▶ **Problem**
From the listing below, select every line where the word "title" appears.

▶ **Stored data**

◇ ◇ ◇

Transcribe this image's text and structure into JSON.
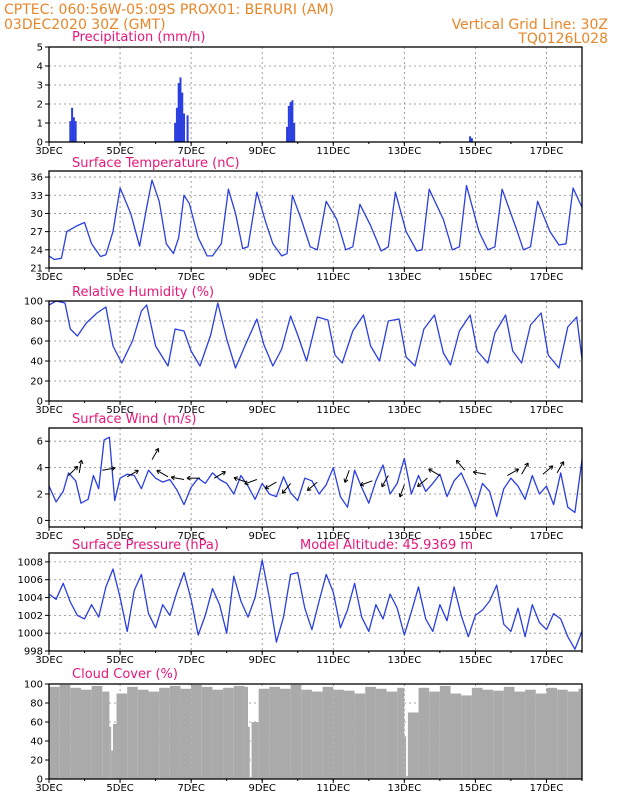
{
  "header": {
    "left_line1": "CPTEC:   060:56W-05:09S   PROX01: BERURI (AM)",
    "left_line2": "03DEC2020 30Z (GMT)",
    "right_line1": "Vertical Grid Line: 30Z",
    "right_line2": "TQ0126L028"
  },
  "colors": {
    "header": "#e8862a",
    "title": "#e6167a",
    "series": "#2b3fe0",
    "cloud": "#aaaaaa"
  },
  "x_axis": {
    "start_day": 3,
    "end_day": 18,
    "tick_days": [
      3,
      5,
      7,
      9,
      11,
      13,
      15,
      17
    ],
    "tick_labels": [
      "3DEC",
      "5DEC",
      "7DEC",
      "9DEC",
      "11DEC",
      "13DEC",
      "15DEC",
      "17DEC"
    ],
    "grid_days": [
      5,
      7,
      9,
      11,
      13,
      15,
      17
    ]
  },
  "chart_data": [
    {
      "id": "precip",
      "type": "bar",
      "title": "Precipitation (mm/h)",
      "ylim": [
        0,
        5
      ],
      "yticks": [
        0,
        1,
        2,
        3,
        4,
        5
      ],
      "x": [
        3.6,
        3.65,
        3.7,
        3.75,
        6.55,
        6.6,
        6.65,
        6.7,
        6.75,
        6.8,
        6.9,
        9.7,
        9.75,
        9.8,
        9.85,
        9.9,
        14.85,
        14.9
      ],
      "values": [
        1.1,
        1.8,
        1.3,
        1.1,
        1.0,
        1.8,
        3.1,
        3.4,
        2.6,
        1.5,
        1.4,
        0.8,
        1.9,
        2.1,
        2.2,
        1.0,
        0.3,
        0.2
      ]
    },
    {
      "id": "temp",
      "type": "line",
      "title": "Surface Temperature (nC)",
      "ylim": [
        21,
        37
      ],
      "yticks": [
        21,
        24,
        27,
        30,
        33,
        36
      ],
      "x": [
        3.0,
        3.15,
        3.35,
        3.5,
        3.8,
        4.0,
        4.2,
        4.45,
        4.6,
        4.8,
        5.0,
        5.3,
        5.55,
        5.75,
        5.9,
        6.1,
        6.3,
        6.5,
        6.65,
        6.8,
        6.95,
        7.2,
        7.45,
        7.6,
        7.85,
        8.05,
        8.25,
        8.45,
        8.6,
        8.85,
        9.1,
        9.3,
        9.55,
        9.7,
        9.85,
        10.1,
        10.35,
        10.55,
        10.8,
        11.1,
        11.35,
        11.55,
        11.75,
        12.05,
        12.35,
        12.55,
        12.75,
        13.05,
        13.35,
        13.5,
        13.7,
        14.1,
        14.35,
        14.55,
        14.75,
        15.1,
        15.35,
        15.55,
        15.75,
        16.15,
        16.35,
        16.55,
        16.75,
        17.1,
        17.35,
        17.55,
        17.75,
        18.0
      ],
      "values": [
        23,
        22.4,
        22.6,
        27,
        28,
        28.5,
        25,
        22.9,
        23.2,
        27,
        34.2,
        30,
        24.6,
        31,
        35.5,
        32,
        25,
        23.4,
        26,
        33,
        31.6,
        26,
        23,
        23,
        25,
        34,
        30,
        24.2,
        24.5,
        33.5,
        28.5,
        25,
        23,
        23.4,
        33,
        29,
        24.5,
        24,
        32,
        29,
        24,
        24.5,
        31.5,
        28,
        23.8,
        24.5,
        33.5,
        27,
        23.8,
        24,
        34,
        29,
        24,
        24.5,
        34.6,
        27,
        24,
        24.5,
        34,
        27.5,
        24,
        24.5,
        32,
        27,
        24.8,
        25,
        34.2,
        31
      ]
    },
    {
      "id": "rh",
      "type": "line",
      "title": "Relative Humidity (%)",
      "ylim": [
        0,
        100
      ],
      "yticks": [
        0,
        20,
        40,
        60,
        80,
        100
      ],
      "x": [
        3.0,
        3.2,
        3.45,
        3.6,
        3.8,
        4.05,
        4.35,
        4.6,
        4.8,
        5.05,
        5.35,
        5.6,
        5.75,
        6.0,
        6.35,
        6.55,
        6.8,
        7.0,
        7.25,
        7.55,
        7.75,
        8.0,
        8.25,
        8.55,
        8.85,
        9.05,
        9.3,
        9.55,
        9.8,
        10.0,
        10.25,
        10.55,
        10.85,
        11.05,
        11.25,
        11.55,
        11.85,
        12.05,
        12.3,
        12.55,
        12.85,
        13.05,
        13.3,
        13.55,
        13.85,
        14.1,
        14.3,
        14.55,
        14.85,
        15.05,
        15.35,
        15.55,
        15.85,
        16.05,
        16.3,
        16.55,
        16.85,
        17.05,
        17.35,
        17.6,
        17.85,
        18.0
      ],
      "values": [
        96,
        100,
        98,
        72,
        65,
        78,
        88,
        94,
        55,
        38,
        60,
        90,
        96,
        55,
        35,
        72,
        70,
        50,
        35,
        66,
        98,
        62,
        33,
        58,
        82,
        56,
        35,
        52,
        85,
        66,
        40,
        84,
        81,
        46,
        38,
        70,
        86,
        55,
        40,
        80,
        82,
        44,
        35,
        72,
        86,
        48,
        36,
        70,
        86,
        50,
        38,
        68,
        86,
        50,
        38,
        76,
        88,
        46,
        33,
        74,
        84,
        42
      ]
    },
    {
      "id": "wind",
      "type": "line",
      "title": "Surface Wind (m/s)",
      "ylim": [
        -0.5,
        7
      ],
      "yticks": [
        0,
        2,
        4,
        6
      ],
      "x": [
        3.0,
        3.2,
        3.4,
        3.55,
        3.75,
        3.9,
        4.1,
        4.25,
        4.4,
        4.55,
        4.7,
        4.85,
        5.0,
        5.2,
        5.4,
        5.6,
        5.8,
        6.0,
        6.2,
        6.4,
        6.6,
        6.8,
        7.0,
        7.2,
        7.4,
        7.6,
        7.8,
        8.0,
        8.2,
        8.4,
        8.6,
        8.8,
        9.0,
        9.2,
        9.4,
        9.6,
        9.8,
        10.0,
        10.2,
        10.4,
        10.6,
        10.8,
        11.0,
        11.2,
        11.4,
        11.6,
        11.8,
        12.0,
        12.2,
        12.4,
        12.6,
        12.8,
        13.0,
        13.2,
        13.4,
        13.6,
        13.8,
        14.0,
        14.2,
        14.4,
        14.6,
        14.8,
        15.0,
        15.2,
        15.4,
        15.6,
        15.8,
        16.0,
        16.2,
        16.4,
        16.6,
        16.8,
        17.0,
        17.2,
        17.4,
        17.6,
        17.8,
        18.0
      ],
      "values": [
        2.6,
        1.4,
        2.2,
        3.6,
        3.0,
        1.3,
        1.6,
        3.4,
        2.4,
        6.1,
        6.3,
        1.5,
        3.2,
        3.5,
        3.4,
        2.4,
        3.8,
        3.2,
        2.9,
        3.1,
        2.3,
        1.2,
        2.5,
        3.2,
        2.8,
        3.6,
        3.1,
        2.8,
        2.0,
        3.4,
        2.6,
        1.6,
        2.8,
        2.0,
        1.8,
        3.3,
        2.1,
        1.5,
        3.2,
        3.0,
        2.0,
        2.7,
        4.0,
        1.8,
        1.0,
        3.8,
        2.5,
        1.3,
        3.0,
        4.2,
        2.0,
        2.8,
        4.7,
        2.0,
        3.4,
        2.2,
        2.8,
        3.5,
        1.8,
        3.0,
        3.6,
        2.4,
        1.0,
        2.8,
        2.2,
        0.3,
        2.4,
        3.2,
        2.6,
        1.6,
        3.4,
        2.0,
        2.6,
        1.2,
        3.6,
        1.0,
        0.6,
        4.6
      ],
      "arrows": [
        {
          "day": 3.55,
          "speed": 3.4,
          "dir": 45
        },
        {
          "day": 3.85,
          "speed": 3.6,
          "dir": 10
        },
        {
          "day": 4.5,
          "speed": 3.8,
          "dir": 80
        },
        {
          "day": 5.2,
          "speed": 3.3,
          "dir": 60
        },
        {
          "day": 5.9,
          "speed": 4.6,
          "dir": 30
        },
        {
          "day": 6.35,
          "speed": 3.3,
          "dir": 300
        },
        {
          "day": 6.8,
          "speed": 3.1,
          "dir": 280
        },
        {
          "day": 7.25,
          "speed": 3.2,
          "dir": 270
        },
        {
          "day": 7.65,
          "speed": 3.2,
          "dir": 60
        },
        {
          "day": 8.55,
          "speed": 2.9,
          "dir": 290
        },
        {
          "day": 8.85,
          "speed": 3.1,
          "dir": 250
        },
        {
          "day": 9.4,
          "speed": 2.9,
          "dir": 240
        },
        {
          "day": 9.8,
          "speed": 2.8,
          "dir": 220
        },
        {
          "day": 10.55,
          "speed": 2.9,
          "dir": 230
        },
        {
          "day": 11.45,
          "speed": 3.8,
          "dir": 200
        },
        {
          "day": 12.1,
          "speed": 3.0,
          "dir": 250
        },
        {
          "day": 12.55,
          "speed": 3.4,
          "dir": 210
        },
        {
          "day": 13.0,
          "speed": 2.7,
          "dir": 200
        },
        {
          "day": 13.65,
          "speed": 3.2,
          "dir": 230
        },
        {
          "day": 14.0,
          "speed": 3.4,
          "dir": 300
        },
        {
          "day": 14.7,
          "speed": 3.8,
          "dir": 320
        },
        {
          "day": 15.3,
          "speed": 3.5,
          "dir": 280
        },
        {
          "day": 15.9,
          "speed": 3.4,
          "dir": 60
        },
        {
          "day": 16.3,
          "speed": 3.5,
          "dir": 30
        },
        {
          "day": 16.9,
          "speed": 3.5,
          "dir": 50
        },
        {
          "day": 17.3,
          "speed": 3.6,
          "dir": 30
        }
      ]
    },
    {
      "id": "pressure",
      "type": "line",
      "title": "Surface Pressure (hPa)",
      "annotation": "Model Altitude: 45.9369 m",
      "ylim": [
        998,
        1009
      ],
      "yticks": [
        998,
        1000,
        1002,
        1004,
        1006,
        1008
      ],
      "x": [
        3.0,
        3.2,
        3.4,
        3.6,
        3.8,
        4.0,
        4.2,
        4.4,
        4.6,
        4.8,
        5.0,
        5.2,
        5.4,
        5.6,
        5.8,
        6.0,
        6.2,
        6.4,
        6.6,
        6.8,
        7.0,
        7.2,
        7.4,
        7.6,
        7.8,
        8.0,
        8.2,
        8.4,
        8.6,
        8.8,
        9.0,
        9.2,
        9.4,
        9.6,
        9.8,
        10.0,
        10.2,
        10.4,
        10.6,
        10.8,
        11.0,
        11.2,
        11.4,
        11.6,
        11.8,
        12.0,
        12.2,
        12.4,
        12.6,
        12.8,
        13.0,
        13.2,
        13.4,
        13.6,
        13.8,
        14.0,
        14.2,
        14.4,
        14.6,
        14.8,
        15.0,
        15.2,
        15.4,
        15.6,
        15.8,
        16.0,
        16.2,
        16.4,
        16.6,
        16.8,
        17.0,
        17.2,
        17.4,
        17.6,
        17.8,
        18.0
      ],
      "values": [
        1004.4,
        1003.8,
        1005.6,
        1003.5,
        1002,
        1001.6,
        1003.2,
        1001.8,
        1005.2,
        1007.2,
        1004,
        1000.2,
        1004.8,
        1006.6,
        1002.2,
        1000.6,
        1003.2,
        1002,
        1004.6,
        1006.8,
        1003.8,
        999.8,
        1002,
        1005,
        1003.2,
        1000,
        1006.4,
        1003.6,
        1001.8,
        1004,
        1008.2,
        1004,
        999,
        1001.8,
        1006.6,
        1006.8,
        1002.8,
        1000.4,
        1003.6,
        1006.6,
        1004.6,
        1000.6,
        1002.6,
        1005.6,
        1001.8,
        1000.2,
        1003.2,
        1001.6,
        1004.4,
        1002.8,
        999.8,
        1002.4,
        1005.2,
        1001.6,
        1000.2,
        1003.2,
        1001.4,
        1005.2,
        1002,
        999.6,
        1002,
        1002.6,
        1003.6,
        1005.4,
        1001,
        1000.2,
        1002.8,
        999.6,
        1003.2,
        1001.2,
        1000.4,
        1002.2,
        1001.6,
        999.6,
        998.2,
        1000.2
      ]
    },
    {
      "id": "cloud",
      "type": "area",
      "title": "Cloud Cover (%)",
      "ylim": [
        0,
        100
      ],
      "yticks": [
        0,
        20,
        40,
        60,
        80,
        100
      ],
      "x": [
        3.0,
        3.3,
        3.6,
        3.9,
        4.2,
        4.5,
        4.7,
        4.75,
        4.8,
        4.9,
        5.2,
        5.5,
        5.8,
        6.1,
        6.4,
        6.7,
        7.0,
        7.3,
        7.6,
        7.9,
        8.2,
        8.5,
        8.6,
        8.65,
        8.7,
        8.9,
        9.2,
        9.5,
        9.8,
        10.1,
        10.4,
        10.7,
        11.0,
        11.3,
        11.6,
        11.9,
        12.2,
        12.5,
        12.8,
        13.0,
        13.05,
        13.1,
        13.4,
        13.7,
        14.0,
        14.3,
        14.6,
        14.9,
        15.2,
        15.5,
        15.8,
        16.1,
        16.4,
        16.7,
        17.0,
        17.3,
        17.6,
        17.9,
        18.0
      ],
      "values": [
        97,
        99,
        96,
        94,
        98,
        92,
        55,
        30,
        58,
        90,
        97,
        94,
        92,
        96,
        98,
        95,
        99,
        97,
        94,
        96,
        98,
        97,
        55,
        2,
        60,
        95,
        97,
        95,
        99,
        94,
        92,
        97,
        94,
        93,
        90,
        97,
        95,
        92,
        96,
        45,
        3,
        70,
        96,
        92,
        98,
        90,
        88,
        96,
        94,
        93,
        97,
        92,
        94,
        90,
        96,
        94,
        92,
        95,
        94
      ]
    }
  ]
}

◇ ◇ ◇

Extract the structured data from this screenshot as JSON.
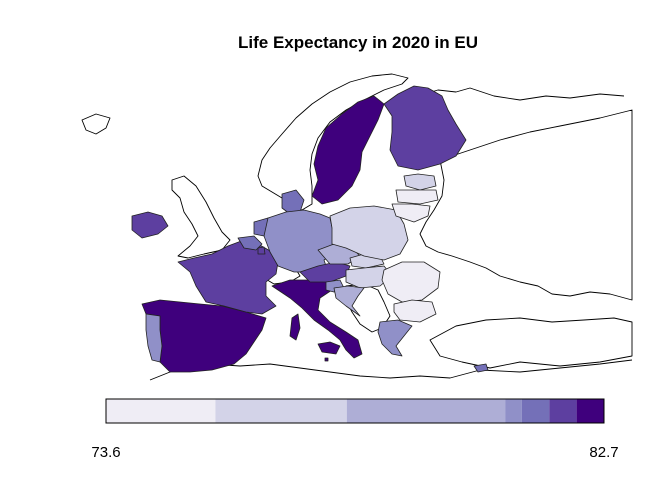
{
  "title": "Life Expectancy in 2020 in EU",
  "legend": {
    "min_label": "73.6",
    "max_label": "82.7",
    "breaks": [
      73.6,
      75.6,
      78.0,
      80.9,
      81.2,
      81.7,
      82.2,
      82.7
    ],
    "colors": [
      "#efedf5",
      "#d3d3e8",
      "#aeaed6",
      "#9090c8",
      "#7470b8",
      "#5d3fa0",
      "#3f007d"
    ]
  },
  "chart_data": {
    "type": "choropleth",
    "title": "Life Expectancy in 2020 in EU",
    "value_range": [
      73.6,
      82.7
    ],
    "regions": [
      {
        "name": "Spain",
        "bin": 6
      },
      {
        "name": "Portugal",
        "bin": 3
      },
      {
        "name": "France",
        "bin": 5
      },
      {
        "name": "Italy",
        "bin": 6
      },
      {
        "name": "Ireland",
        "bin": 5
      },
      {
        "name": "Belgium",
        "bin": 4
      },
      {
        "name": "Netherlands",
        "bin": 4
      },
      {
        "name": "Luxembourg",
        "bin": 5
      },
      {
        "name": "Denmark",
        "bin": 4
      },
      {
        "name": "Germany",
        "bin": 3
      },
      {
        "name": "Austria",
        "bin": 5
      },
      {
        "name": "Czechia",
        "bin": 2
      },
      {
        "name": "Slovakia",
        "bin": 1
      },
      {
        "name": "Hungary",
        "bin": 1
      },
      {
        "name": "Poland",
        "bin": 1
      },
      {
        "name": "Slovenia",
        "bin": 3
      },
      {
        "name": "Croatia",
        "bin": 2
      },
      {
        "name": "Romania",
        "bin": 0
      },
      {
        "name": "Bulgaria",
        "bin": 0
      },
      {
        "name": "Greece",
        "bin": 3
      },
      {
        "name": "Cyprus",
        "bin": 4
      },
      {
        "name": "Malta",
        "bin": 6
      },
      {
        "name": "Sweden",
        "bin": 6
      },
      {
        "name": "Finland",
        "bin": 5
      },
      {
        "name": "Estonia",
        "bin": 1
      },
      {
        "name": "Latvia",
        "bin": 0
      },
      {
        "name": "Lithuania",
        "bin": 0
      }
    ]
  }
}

◇ ◇ ◇

▶ **Response for this exercise**
    "title": "#e6167a",
      "title": "Precipitation (mm/h)",
      "title": "Surface Temperature (nC)",
      "title": "Relative Humidity (%)",
      "title": "Surface Wind (m/s)",
      "title": "Surface Pressure (hPa)",
      "title": "Cloud Cover (%)",
  "title": "Life Expectancy in 2020 in EU",
    "title": "Life Expectancy in 2020 in EU",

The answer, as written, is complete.